Each line of the listing that contains the word "Alternanza" is to be copied.

* Start *

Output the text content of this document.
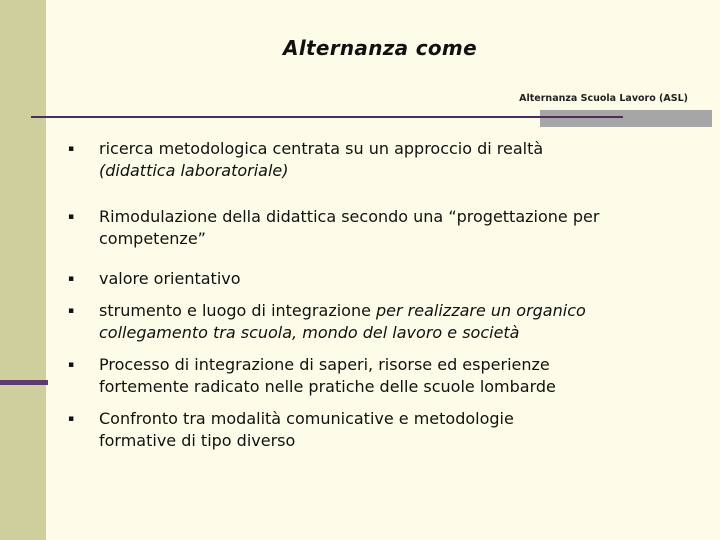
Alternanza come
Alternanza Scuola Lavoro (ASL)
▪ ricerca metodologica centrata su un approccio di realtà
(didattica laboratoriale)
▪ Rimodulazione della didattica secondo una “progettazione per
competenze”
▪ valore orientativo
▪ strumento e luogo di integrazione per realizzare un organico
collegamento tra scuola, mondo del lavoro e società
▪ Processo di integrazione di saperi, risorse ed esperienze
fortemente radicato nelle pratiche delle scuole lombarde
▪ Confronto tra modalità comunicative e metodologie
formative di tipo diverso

* End *

§ Answer for this exercise
Alternanza come
Alternanza Scuola Lavoro (ASL)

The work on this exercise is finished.